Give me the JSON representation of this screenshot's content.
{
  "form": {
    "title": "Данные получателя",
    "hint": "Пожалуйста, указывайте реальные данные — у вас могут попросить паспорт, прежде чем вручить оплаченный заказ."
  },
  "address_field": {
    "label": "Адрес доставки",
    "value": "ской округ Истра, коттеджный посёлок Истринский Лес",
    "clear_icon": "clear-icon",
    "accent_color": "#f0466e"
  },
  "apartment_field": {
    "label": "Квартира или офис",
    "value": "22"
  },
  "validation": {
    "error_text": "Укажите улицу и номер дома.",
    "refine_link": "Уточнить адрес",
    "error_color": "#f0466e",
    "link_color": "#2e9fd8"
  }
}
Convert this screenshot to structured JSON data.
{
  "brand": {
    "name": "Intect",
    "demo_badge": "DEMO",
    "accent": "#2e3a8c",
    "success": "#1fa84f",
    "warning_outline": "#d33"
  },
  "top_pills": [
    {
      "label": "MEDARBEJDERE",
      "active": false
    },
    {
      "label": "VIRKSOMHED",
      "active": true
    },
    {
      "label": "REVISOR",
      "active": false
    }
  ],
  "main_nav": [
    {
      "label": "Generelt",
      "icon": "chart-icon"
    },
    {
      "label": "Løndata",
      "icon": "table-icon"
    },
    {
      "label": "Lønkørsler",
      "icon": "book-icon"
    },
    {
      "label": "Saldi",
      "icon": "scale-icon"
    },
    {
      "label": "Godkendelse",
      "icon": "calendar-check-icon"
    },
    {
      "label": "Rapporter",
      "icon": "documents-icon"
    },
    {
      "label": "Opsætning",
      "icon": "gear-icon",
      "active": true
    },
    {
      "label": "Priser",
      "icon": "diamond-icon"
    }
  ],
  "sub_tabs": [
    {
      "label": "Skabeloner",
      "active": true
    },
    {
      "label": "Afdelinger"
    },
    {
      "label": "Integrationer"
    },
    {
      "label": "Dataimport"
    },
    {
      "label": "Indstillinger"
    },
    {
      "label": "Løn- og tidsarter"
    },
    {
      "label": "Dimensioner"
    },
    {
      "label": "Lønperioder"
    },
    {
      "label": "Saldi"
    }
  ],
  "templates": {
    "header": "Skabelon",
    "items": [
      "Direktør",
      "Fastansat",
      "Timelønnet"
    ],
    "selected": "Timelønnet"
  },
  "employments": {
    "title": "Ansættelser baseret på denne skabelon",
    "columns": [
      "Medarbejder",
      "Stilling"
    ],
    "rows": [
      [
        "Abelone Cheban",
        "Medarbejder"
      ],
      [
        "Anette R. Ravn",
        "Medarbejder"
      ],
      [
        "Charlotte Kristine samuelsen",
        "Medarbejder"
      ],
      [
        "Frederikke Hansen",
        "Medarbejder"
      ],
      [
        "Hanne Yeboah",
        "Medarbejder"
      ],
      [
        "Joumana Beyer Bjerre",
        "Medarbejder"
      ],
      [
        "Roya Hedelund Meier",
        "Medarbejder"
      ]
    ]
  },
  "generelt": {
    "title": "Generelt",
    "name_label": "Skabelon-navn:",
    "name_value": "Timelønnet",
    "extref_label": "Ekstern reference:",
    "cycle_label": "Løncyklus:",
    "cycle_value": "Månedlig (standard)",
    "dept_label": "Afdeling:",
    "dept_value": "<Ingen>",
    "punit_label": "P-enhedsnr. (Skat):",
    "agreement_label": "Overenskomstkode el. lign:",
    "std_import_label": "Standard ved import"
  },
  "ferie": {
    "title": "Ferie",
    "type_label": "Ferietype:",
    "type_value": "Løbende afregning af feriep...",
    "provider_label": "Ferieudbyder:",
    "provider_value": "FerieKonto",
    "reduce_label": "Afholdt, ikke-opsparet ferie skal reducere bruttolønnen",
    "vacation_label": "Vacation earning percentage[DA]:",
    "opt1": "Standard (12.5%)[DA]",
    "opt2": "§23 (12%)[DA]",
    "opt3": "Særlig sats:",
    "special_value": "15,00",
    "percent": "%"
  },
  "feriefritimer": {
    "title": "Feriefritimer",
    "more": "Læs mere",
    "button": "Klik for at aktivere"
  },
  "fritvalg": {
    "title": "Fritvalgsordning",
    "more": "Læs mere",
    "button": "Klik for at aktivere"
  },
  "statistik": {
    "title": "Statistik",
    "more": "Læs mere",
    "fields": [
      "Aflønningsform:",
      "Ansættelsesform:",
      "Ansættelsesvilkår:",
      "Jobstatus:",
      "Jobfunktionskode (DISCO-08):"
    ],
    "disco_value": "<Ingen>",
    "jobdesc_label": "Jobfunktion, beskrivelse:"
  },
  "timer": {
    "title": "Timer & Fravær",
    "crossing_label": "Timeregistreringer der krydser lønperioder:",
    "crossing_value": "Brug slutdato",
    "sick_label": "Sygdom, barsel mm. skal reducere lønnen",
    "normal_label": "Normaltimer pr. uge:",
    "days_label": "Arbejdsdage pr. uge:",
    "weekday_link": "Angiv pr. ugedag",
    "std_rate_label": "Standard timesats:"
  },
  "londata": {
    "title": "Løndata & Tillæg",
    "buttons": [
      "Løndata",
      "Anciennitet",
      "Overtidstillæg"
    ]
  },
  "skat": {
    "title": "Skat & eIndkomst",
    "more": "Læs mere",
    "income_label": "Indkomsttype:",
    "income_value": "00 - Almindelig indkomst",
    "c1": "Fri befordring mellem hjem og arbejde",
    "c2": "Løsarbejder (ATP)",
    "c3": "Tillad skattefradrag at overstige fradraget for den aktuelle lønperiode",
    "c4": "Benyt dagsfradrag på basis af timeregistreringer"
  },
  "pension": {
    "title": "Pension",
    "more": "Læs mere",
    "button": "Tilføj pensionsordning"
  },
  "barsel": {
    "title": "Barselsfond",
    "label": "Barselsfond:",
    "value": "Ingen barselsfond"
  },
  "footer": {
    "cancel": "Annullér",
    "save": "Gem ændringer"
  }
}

Problem to work on
Every line of the data above should be copied exactly.

Answer to this exercise
Give me the JSON representation of this screenshot's content.
{
  "form": {
    "title": "Данные получателя",
    "hint": "Пожалуйста, указывайте реальные данные — у вас могут попросить паспорт, прежде чем вручить оплаченный заказ."
  },
  "address_field": {
    "label": "Адрес доставки",
    "value": "ской округ Истра, коттеджный посёлок Истринский Лес",
    "clear_icon": "clear-icon",
    "accent_color": "#f0466e"
  },
  "apartment_field": {
    "label": "Квартира или офис",
    "value": "22"
  },
  "validation": {
    "error_text": "Укажите улицу и номер дома.",
    "refine_link": "Уточнить адрес",
    "error_color": "#f0466e",
    "link_color": "#2e9fd8"
  }
}
Convert this screenshot to structured JSON data.
{
  "brand": {
    "name": "Intect",
    "demo_badge": "DEMO",
    "accent": "#2e3a8c",
    "success": "#1fa84f",
    "warning_outline": "#d33"
  },
  "top_pills": [
    {
      "label": "MEDARBEJDERE",
      "active": false
    },
    {
      "label": "VIRKSOMHED",
      "active": true
    },
    {
      "label": "REVISOR",
      "active": false
    }
  ],
  "main_nav": [
    {
      "label": "Generelt",
      "icon": "chart-icon"
    },
    {
      "label": "Løndata",
      "icon": "table-icon"
    },
    {
      "label": "Lønkørsler",
      "icon": "book-icon"
    },
    {
      "label": "Saldi",
      "icon": "scale-icon"
    },
    {
      "label": "Godkendelse",
      "icon": "calendar-check-icon"
    },
    {
      "label": "Rapporter",
      "icon": "documents-icon"
    },
    {
      "label": "Opsætning",
      "icon": "gear-icon",
      "active": true
    },
    {
      "label": "Priser",
      "icon": "diamond-icon"
    }
  ],
  "sub_tabs": [
    {
      "label": "Skabeloner",
      "active": true
    },
    {
      "label": "Afdelinger"
    },
    {
      "label": "Integrationer"
    },
    {
      "label": "Dataimport"
    },
    {
      "label": "Indstillinger"
    },
    {
      "label": "Løn- og tidsarter"
    },
    {
      "label": "Dimensioner"
    },
    {
      "label": "Lønperioder"
    },
    {
      "label": "Saldi"
    }
  ],
  "templates": {
    "header": "Skabelon",
    "items": [
      "Direktør",
      "Fastansat",
      "Timelønnet"
    ],
    "selected": "Timelønnet"
  },
  "employments": {
    "title": "Ansættelser baseret på denne skabelon",
    "columns": [
      "Medarbejder",
      "Stilling"
    ],
    "rows": [
      [
        "Abelone Cheban",
        "Medarbejder"
      ],
      [
        "Anette R. Ravn",
        "Medarbejder"
      ],
      [
        "Charlotte Kristine samuelsen",
        "Medarbejder"
      ],
      [
        "Frederikke Hansen",
        "Medarbejder"
      ],
      [
        "Hanne Yeboah",
        "Medarbejder"
      ],
      [
        "Joumana Beyer Bjerre",
        "Medarbejder"
      ],
      [
        "Roya Hedelund Meier",
        "Medarbejder"
      ]
    ]
  },
  "generelt": {
    "title": "Generelt",
    "name_label": "Skabelon-navn:",
    "name_value": "Timelønnet",
    "extref_label": "Ekstern reference:",
    "cycle_label": "Løncyklus:",
    "cycle_value": "Månedlig (standard)",
    "dept_label": "Afdeling:",
    "dept_value": "<Ingen>",
    "punit_label": "P-enhedsnr. (Skat):",
    "agreement_label": "Overenskomstkode el. lign:",
    "std_import_label": "Standard ved import"
  },
  "ferie": {
    "title": "Ferie",
    "type_label": "Ferietype:",
    "type_value": "Løbende afregning af feriep...",
    "provider_label": "Ferieudbyder:",
    "provider_value": "FerieKonto",
    "reduce_label": "Afholdt, ikke-opsparet ferie skal reducere bruttolønnen",
    "vacation_label": "Vacation earning percentage[DA]:",
    "opt1": "Standard (12.5%)[DA]",
    "opt2": "§23 (12%)[DA]",
    "opt3": "Særlig sats:",
    "special_value": "15,00",
    "percent": "%"
  },
  "feriefritimer": {
    "title": "Feriefritimer",
    "more": "Læs mere",
    "button": "Klik for at aktivere"
  },
  "fritvalg": {
    "title": "Fritvalgsordning",
    "more": "Læs mere",
    "button": "Klik for at aktivere"
  },
  "statistik": {
    "title": "Statistik",
    "more": "Læs mere",
    "fields": [
      "Aflønningsform:",
      "Ansættelsesform:",
      "Ansættelsesvilkår:",
      "Jobstatus:",
      "Jobfunktionskode (DISCO-08):"
    ],
    "disco_value": "<Ingen>",
    "jobdesc_label": "Jobfunktion, beskrivelse:"
  },
  "timer": {
    "title": "Timer & Fravær",
    "crossing_label": "Timeregistreringer der krydser lønperioder:",
    "crossing_value": "Brug slutdato",
    "sick_label": "Sygdom, barsel mm. skal reducere lønnen",
    "normal_label": "Normaltimer pr. uge:",
    "days_label": "Arbejdsdage pr. uge:",
    "weekday_link": "Angiv pr. ugedag",
    "std_rate_label": "Standard timesats:"
  },
  "londata": {
    "title": "Løndata & Tillæg",
    "buttons": [
      "Løndata",
      "Anciennitet",
      "Overtidstillæg"
    ]
  },
  "skat": {
    "title": "Skat & eIndkomst",
    "more": "Læs mere",
    "income_label": "Indkomsttype:",
    "income_value": "00 - Almindelig indkomst",
    "c1": "Fri befordring mellem hjem og arbejde",
    "c2": "Løsarbejder (ATP)",
    "c3": "Tillad skattefradrag at overstige fradraget for den aktuelle lønperiode",
    "c4": "Benyt dagsfradrag på basis af timeregistreringer"
  },
  "pension": {
    "title": "Pension",
    "more": "Læs mere",
    "button": "Tilføj pensionsordning"
  },
  "barsel": {
    "title": "Barselsfond",
    "label": "Barselsfond:",
    "value": "Ingen barselsfond"
  },
  "footer": {
    "cancel": "Annullér",
    "save": "Gem ændringer"
  }
}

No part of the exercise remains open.